──────── Available data ────────

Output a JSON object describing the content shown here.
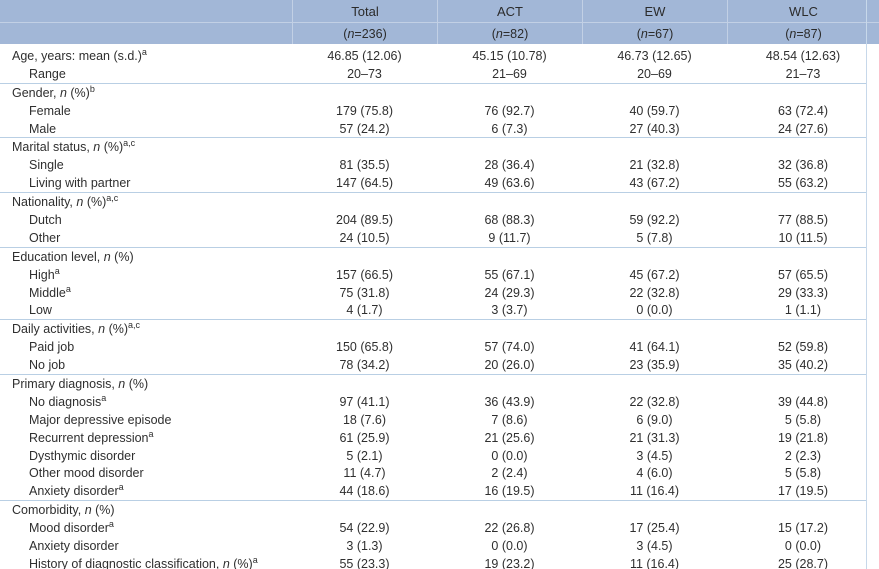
{
  "colors": {
    "header_bg": "#a2b7d7",
    "divider": "#b9cfe4",
    "grid_line": "rgba(255,255,255,0.35)",
    "text": "#2f2f2f"
  },
  "header": {
    "n_open": "(",
    "n_var": "n",
    "n_eq": " = ",
    "n_close": ")",
    "columns": [
      {
        "name": "Total",
        "n": "236"
      },
      {
        "name": "ACT",
        "n": "82"
      },
      {
        "name": "EW",
        "n": "67"
      },
      {
        "name": "WLC",
        "n": "87"
      }
    ]
  },
  "table": {
    "rows": [
      {
        "label": {
          "pre": "Age, years: mean (s.d.)",
          "sup": "a"
        },
        "indent": false,
        "values": [
          "46.85 (12.06)",
          "45.15 (10.78)",
          "46.73 (12.65)",
          "48.54 (12.63)"
        ],
        "divider_after": false
      },
      {
        "label": {
          "pre": "Range"
        },
        "indent": true,
        "values": [
          "20–73",
          "21–69",
          "20–69",
          "21–73"
        ],
        "divider_after": true
      },
      {
        "label": {
          "pre": "Gender, ",
          "it": "n",
          "post": " (%)",
          "sup": "b"
        },
        "indent": false,
        "values": [
          "",
          "",
          "",
          ""
        ],
        "divider_after": false
      },
      {
        "label": {
          "pre": "Female"
        },
        "indent": true,
        "values": [
          "179 (75.8)",
          "76 (92.7)",
          "40 (59.7)",
          "63 (72.4)"
        ],
        "divider_after": false
      },
      {
        "label": {
          "pre": "Male"
        },
        "indent": true,
        "values": [
          "57 (24.2)",
          "6 (7.3)",
          "27 (40.3)",
          "24 (27.6)"
        ],
        "divider_after": true
      },
      {
        "label": {
          "pre": "Marital status, ",
          "it": "n",
          "post": " (%)",
          "sup": "a,c"
        },
        "indent": false,
        "values": [
          "",
          "",
          "",
          ""
        ],
        "divider_after": false
      },
      {
        "label": {
          "pre": "Single"
        },
        "indent": true,
        "values": [
          "81 (35.5)",
          "28 (36.4)",
          "21 (32.8)",
          "32 (36.8)"
        ],
        "divider_after": false
      },
      {
        "label": {
          "pre": "Living with partner"
        },
        "indent": true,
        "values": [
          "147 (64.5)",
          "49 (63.6)",
          "43 (67.2)",
          "55 (63.2)"
        ],
        "divider_after": true
      },
      {
        "label": {
          "pre": "Nationality, ",
          "it": "n",
          "post": " (%)",
          "sup": "a,c"
        },
        "indent": false,
        "values": [
          "",
          "",
          "",
          ""
        ],
        "divider_after": false
      },
      {
        "label": {
          "pre": "Dutch"
        },
        "indent": true,
        "values": [
          "204 (89.5)",
          "68 (88.3)",
          "59 (92.2)",
          "77 (88.5)"
        ],
        "divider_after": false
      },
      {
        "label": {
          "pre": "Other"
        },
        "indent": true,
        "values": [
          "24 (10.5)",
          "9 (11.7)",
          "5 (7.8)",
          "10 (11.5)"
        ],
        "divider_after": true
      },
      {
        "label": {
          "pre": "Education level, ",
          "it": "n",
          "post": " (%)"
        },
        "indent": false,
        "values": [
          "",
          "",
          "",
          ""
        ],
        "divider_after": false
      },
      {
        "label": {
          "pre": "High",
          "sup": "a"
        },
        "indent": true,
        "values": [
          "157 (66.5)",
          "55 (67.1)",
          "45 (67.2)",
          "57 (65.5)"
        ],
        "divider_after": false
      },
      {
        "label": {
          "pre": "Middle",
          "sup": "a"
        },
        "indent": true,
        "values": [
          "75 (31.8)",
          "24 (29.3)",
          "22 (32.8)",
          "29 (33.3)"
        ],
        "divider_after": false
      },
      {
        "label": {
          "pre": "Low"
        },
        "indent": true,
        "values": [
          "4 (1.7)",
          "3 (3.7)",
          "0 (0.0)",
          "1 (1.1)"
        ],
        "divider_after": true
      },
      {
        "label": {
          "pre": "Daily activities, ",
          "it": "n",
          "post": " (%)",
          "sup": "a,c"
        },
        "indent": false,
        "values": [
          "",
          "",
          "",
          ""
        ],
        "divider_after": false
      },
      {
        "label": {
          "pre": "Paid job"
        },
        "indent": true,
        "values": [
          "150 (65.8)",
          "57 (74.0)",
          "41 (64.1)",
          "52 (59.8)"
        ],
        "divider_after": false
      },
      {
        "label": {
          "pre": "No job"
        },
        "indent": true,
        "values": [
          "78 (34.2)",
          "20 (26.0)",
          "23 (35.9)",
          "35 (40.2)"
        ],
        "divider_after": true
      },
      {
        "label": {
          "pre": "Primary diagnosis, ",
          "it": "n",
          "post": " (%)"
        },
        "indent": false,
        "values": [
          "",
          "",
          "",
          ""
        ],
        "divider_after": false
      },
      {
        "label": {
          "pre": "No diagnosis",
          "sup": "a"
        },
        "indent": true,
        "values": [
          "97 (41.1)",
          "36 (43.9)",
          "22 (32.8)",
          "39 (44.8)"
        ],
        "divider_after": false
      },
      {
        "label": {
          "pre": "Major depressive episode"
        },
        "indent": true,
        "values": [
          "18 (7.6)",
          "7 (8.6)",
          "6 (9.0)",
          "5 (5.8)"
        ],
        "divider_after": false
      },
      {
        "label": {
          "pre": "Recurrent depression",
          "sup": "a"
        },
        "indent": true,
        "values": [
          "61 (25.9)",
          "21 (25.6)",
          "21 (31.3)",
          "19 (21.8)"
        ],
        "divider_after": false
      },
      {
        "label": {
          "pre": "Dysthymic disorder"
        },
        "indent": true,
        "values": [
          "5 (2.1)",
          "0 (0.0)",
          "3 (4.5)",
          "2 (2.3)"
        ],
        "divider_after": false
      },
      {
        "label": {
          "pre": "Other mood disorder"
        },
        "indent": true,
        "values": [
          "11 (4.7)",
          "2 (2.4)",
          "4 (6.0)",
          "5 (5.8)"
        ],
        "divider_after": false
      },
      {
        "label": {
          "pre": "Anxiety disorder",
          "sup": "a"
        },
        "indent": true,
        "values": [
          "44 (18.6)",
          "16 (19.5)",
          "11 (16.4)",
          "17 (19.5)"
        ],
        "divider_after": true
      },
      {
        "label": {
          "pre": "Comorbidity, ",
          "it": "n",
          "post": " (%)"
        },
        "indent": false,
        "values": [
          "",
          "",
          "",
          ""
        ],
        "divider_after": false
      },
      {
        "label": {
          "pre": "Mood disorder",
          "sup": "a"
        },
        "indent": true,
        "values": [
          "54 (22.9)",
          "22 (26.8)",
          "17 (25.4)",
          "15 (17.2)"
        ],
        "divider_after": false
      },
      {
        "label": {
          "pre": "Anxiety disorder"
        },
        "indent": true,
        "values": [
          "3 (1.3)",
          "0 (0.0)",
          "3 (4.5)",
          "0 (0.0)"
        ],
        "divider_after": false
      },
      {
        "label": {
          "pre": "History of diagnostic classification, ",
          "it": "n",
          "post": " (%)",
          "sup": "a"
        },
        "indent": true,
        "values": [
          "55 (23.3)",
          "19 (23.2)",
          "11 (16.4)",
          "25 (28.7)"
        ],
        "divider_after": false
      }
    ]
  }
}
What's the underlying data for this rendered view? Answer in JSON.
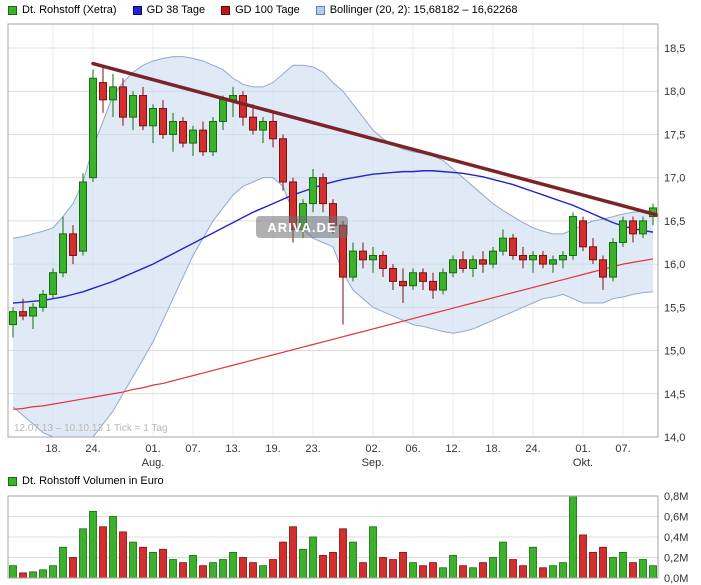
{
  "legend": {
    "items": [
      {
        "label": "Dt. Rohstoff (Xetra)",
        "color": "#3cb22c",
        "border": "#156d0e"
      },
      {
        "label": "GD 38 Tage",
        "color": "#2424c8",
        "border": "#00008b"
      },
      {
        "label": "GD 100 Tage",
        "color": "#c01818",
        "border": "#6b0000"
      },
      {
        "label": "Bollinger (20, 2): 15,68182 – 16,62268",
        "color": "#b9cbe8",
        "border": "#5b7fb8"
      }
    ]
  },
  "volume_legend": {
    "label": "Dt. Rohstoff Volumen in Euro",
    "color": "#3cb22c",
    "border": "#156d0e"
  },
  "watermark": "ARIVA.DE",
  "colors": {
    "up_fill": "#3cb22c",
    "up_border": "#156d0e",
    "down_fill": "#d32f2f",
    "down_border": "#7e1010",
    "gd38": "#2424c8",
    "gd100": "#e03535",
    "band_fill": "#ccdcf1",
    "band_edge": "#90a8cf",
    "trend": "#7c2329",
    "grid_h": "#dcdcdc",
    "grid_v": "#ededed",
    "border": "#a6a6a6",
    "axis_text": "#333333",
    "footer_text": "#b8b8b8",
    "watermark_bg": "#707070",
    "watermark_text": "#ffffff"
  },
  "chart_data": [
    {
      "type": "candlestick",
      "title": "Dt. Rohstoff (Xetra)",
      "period_note": "12.07.13 – 10.10.13   1 Tick = 1 Tag",
      "ylim": [
        14.0,
        18.5
      ],
      "grid": true,
      "axis_side": "right",
      "y_ticks": [
        {
          "value": 18.5,
          "label": "18,5"
        },
        {
          "value": 18.0,
          "label": "18,0"
        },
        {
          "value": 17.5,
          "label": "17,5"
        },
        {
          "value": 17.0,
          "label": "17,0"
        },
        {
          "value": 16.5,
          "label": "16,5"
        },
        {
          "value": 16.0,
          "label": "16,0"
        },
        {
          "value": 15.5,
          "label": "15,5"
        },
        {
          "value": 15.0,
          "label": "15,0"
        },
        {
          "value": 14.5,
          "label": "14,5"
        },
        {
          "value": 14.0,
          "label": "14,0"
        }
      ],
      "x_ticks": [
        {
          "index": 4,
          "label": "18."
        },
        {
          "index": 8,
          "label": "24."
        },
        {
          "index": 14,
          "label": "01."
        },
        {
          "index": 18,
          "label": "07."
        },
        {
          "index": 22,
          "label": "13."
        },
        {
          "index": 26,
          "label": "19."
        },
        {
          "index": 30,
          "label": "23."
        },
        {
          "index": 36,
          "label": "02."
        },
        {
          "index": 40,
          "label": "06."
        },
        {
          "index": 44,
          "label": "12."
        },
        {
          "index": 48,
          "label": "18."
        },
        {
          "index": 52,
          "label": "24."
        },
        {
          "index": 57,
          "label": "01."
        },
        {
          "index": 61,
          "label": "07."
        }
      ],
      "month_labels": [
        {
          "index": 14,
          "label": "Aug."
        },
        {
          "index": 36,
          "label": "Sep."
        },
        {
          "index": 57,
          "label": "Okt."
        }
      ],
      "candles": [
        [
          15.3,
          15.5,
          15.15,
          15.45
        ],
        [
          15.45,
          15.6,
          15.35,
          15.4
        ],
        [
          15.4,
          15.55,
          15.25,
          15.5
        ],
        [
          15.5,
          15.7,
          15.45,
          15.65
        ],
        [
          15.65,
          15.95,
          15.6,
          15.9
        ],
        [
          15.9,
          16.55,
          15.85,
          16.35
        ],
        [
          16.35,
          16.45,
          16.0,
          16.1
        ],
        [
          16.15,
          17.05,
          16.1,
          16.95
        ],
        [
          17.0,
          18.25,
          16.95,
          18.15
        ],
        [
          18.1,
          18.3,
          17.75,
          17.9
        ],
        [
          17.9,
          18.2,
          17.7,
          18.05
        ],
        [
          18.05,
          18.15,
          17.6,
          17.7
        ],
        [
          17.7,
          18.0,
          17.55,
          17.95
        ],
        [
          17.95,
          18.05,
          17.55,
          17.6
        ],
        [
          17.6,
          17.85,
          17.4,
          17.8
        ],
        [
          17.8,
          17.9,
          17.45,
          17.5
        ],
        [
          17.5,
          17.75,
          17.3,
          17.65
        ],
        [
          17.65,
          17.7,
          17.35,
          17.4
        ],
        [
          17.4,
          17.6,
          17.25,
          17.55
        ],
        [
          17.55,
          17.65,
          17.25,
          17.3
        ],
        [
          17.3,
          17.7,
          17.25,
          17.65
        ],
        [
          17.65,
          17.95,
          17.55,
          17.9
        ],
        [
          17.9,
          18.05,
          17.7,
          17.95
        ],
        [
          17.95,
          18.0,
          17.6,
          17.7
        ],
        [
          17.7,
          17.85,
          17.5,
          17.55
        ],
        [
          17.55,
          17.7,
          17.4,
          17.65
        ],
        [
          17.65,
          17.75,
          17.35,
          17.45
        ],
        [
          17.45,
          17.5,
          16.85,
          16.95
        ],
        [
          16.95,
          17.0,
          16.25,
          16.4
        ],
        [
          16.4,
          16.75,
          16.3,
          16.7
        ],
        [
          16.7,
          17.1,
          16.6,
          17.0
        ],
        [
          17.0,
          17.05,
          16.6,
          16.7
        ],
        [
          16.7,
          16.75,
          16.35,
          16.45
        ],
        [
          16.45,
          16.5,
          15.3,
          15.85
        ],
        [
          15.85,
          16.25,
          15.8,
          16.15
        ],
        [
          16.15,
          16.25,
          15.95,
          16.05
        ],
        [
          16.05,
          16.2,
          15.9,
          16.1
        ],
        [
          16.1,
          16.15,
          15.85,
          15.95
        ],
        [
          15.95,
          16.0,
          15.7,
          15.8
        ],
        [
          15.8,
          15.95,
          15.55,
          15.75
        ],
        [
          15.75,
          15.95,
          15.7,
          15.9
        ],
        [
          15.9,
          15.95,
          15.7,
          15.8
        ],
        [
          15.8,
          15.9,
          15.6,
          15.7
        ],
        [
          15.7,
          15.95,
          15.65,
          15.9
        ],
        [
          15.9,
          16.1,
          15.85,
          16.05
        ],
        [
          16.05,
          16.15,
          15.9,
          15.95
        ],
        [
          15.95,
          16.1,
          15.85,
          16.05
        ],
        [
          16.05,
          16.15,
          15.9,
          16.0
        ],
        [
          16.0,
          16.2,
          15.95,
          16.15
        ],
        [
          16.15,
          16.4,
          16.1,
          16.3
        ],
        [
          16.3,
          16.35,
          16.05,
          16.1
        ],
        [
          16.1,
          16.2,
          15.95,
          16.05
        ],
        [
          16.05,
          16.15,
          15.9,
          16.1
        ],
        [
          16.1,
          16.15,
          15.95,
          16.0
        ],
        [
          16.0,
          16.1,
          15.9,
          16.05
        ],
        [
          16.05,
          16.15,
          15.95,
          16.1
        ],
        [
          16.1,
          16.6,
          16.05,
          16.55
        ],
        [
          16.5,
          16.55,
          16.15,
          16.2
        ],
        [
          16.2,
          16.3,
          16.0,
          16.05
        ],
        [
          16.05,
          16.1,
          15.7,
          15.85
        ],
        [
          15.85,
          16.3,
          15.8,
          16.25
        ],
        [
          16.25,
          16.55,
          16.2,
          16.5
        ],
        [
          16.5,
          16.55,
          16.25,
          16.35
        ],
        [
          16.35,
          16.55,
          16.3,
          16.5
        ],
        [
          16.55,
          16.7,
          16.45,
          16.65
        ]
      ],
      "bollinger": {
        "upper": [
          16.3,
          16.32,
          16.35,
          16.38,
          16.42,
          16.55,
          16.7,
          16.95,
          17.35,
          17.65,
          17.95,
          18.1,
          18.22,
          18.3,
          18.35,
          18.38,
          18.4,
          18.4,
          18.38,
          18.35,
          18.3,
          18.25,
          18.15,
          18.08,
          18.05,
          18.05,
          18.1,
          18.2,
          18.3,
          18.3,
          18.28,
          18.22,
          18.1,
          18.0,
          17.85,
          17.7,
          17.55,
          17.45,
          17.38,
          17.33,
          17.3,
          17.28,
          17.25,
          17.2,
          17.1,
          17.0,
          16.9,
          16.8,
          16.7,
          16.62,
          16.55,
          16.48,
          16.42,
          16.38,
          16.35,
          16.35,
          16.4,
          16.45,
          16.5,
          16.52,
          16.55,
          16.58,
          16.6,
          16.61,
          16.62
        ],
        "lower": [
          14.35,
          14.25,
          14.15,
          14.05,
          14.0,
          13.95,
          13.95,
          13.95,
          14.0,
          14.15,
          14.3,
          14.5,
          14.7,
          14.9,
          15.1,
          15.35,
          15.6,
          15.85,
          16.1,
          16.3,
          16.5,
          16.65,
          16.8,
          16.9,
          16.95,
          17.0,
          17.0,
          16.9,
          16.6,
          16.4,
          16.3,
          16.25,
          16.2,
          15.9,
          15.7,
          15.6,
          15.5,
          15.45,
          15.4,
          15.35,
          15.3,
          15.28,
          15.25,
          15.22,
          15.2,
          15.22,
          15.25,
          15.3,
          15.35,
          15.4,
          15.45,
          15.5,
          15.55,
          15.6,
          15.62,
          15.65,
          15.6,
          15.55,
          15.55,
          15.55,
          15.6,
          15.62,
          15.65,
          15.67,
          15.68
        ]
      },
      "gd38": [
        15.55,
        15.56,
        15.57,
        15.58,
        15.6,
        15.62,
        15.65,
        15.68,
        15.72,
        15.76,
        15.8,
        15.85,
        15.9,
        15.95,
        16.0,
        16.06,
        16.12,
        16.18,
        16.24,
        16.3,
        16.36,
        16.42,
        16.48,
        16.54,
        16.6,
        16.65,
        16.7,
        16.75,
        16.8,
        16.84,
        16.88,
        16.92,
        16.95,
        16.98,
        17.0,
        17.02,
        17.04,
        17.05,
        17.06,
        17.07,
        17.07,
        17.08,
        17.08,
        17.07,
        17.06,
        17.05,
        17.03,
        17.01,
        16.98,
        16.95,
        16.92,
        16.88,
        16.84,
        16.8,
        16.76,
        16.72,
        16.68,
        16.63,
        16.58,
        16.53,
        16.48,
        16.44,
        16.41,
        16.39,
        16.37
      ],
      "gd100": [
        14.32,
        14.33,
        14.35,
        14.36,
        14.38,
        14.4,
        14.42,
        14.44,
        14.46,
        14.48,
        14.5,
        14.52,
        14.55,
        14.57,
        14.6,
        14.62,
        14.65,
        14.68,
        14.71,
        14.74,
        14.77,
        14.8,
        14.83,
        14.86,
        14.89,
        14.92,
        14.95,
        14.98,
        15.01,
        15.04,
        15.07,
        15.1,
        15.13,
        15.16,
        15.19,
        15.22,
        15.25,
        15.28,
        15.31,
        15.34,
        15.37,
        15.4,
        15.43,
        15.46,
        15.49,
        15.52,
        15.55,
        15.58,
        15.61,
        15.64,
        15.67,
        15.7,
        15.73,
        15.76,
        15.79,
        15.82,
        15.85,
        15.88,
        15.91,
        15.94,
        15.97,
        16.0,
        16.02,
        16.04,
        16.06
      ],
      "trendline": {
        "from_index": 8,
        "from_price": 18.32,
        "to_index": 65,
        "to_price": 16.55
      }
    },
    {
      "type": "bar",
      "title": "Dt. Rohstoff Volumen in Euro",
      "ylim": [
        0,
        0.8
      ],
      "y_ticks": [
        {
          "value": 0.8,
          "label": "0,8M"
        },
        {
          "value": 0.6,
          "label": "0,6M"
        },
        {
          "value": 0.4,
          "label": "0,4M"
        },
        {
          "value": 0.2,
          "label": "0,2M"
        },
        {
          "value": 0.0,
          "label": "0,0M"
        }
      ],
      "values": [
        0.12,
        0.05,
        0.06,
        0.08,
        0.12,
        0.3,
        0.2,
        0.48,
        0.65,
        0.5,
        0.6,
        0.45,
        0.35,
        0.3,
        0.25,
        0.28,
        0.18,
        0.15,
        0.22,
        0.12,
        0.15,
        0.18,
        0.25,
        0.2,
        0.15,
        0.12,
        0.18,
        0.35,
        0.5,
        0.28,
        0.4,
        0.22,
        0.25,
        0.48,
        0.35,
        0.15,
        0.5,
        0.2,
        0.18,
        0.25,
        0.15,
        0.12,
        0.15,
        0.1,
        0.22,
        0.12,
        0.1,
        0.15,
        0.2,
        0.35,
        0.18,
        0.12,
        0.3,
        0.1,
        0.12,
        0.15,
        0.8,
        0.42,
        0.25,
        0.3,
        0.2,
        0.25,
        0.15,
        0.18,
        0.12
      ]
    }
  ]
}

────────

# Do this
Say, as a number only, how many lines of the data contain "Euro".

# Response to this task
2